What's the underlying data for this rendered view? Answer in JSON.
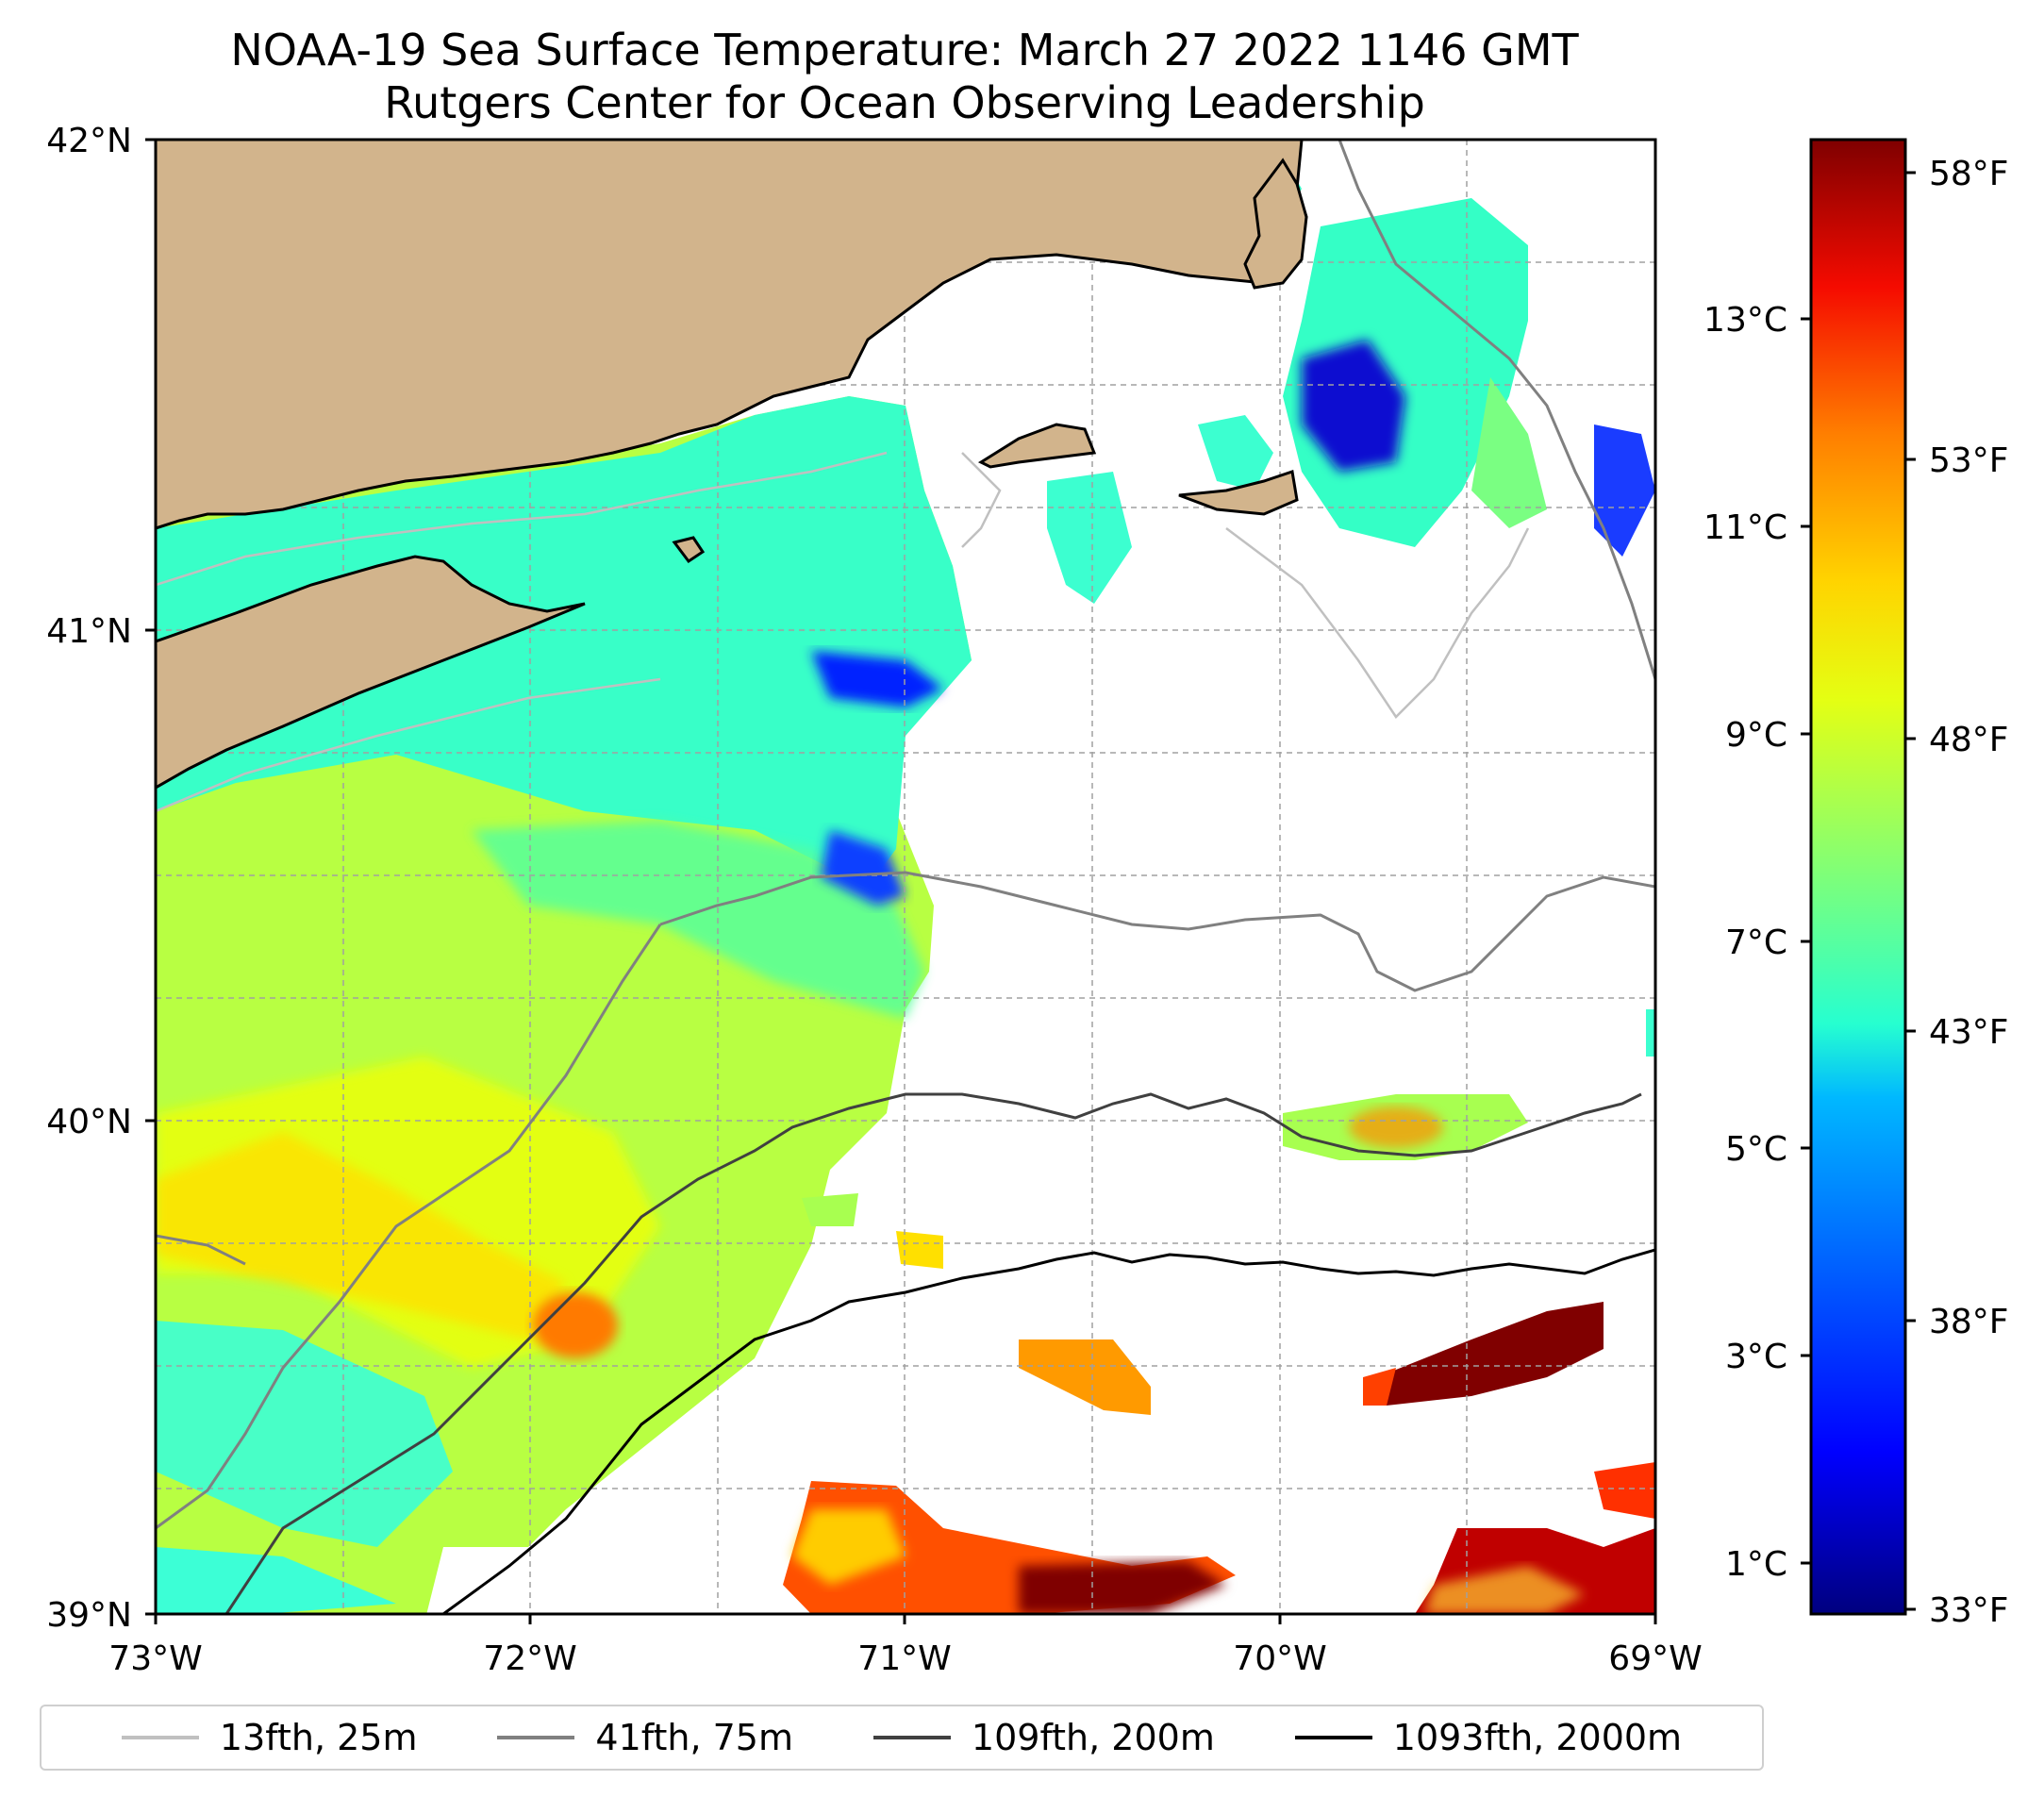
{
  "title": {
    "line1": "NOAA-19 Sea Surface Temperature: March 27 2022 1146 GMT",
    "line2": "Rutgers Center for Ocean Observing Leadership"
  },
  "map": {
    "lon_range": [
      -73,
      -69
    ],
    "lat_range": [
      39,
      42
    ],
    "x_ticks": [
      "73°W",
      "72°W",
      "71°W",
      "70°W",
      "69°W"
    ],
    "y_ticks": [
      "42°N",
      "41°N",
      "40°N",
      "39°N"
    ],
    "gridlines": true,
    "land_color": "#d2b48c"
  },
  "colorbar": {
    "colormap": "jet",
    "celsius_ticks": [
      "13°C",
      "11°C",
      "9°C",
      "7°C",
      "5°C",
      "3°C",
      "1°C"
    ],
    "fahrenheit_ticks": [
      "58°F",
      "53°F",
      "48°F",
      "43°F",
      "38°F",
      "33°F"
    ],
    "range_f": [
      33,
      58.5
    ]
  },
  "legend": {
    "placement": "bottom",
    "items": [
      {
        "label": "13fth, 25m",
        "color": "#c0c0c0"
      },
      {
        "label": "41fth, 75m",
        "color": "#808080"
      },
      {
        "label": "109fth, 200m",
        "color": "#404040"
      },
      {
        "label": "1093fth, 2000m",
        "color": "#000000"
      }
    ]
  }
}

-----

**Task goal**
Say how many lines of the data hold the string "label". Reply with the number alone.

**Full output**
4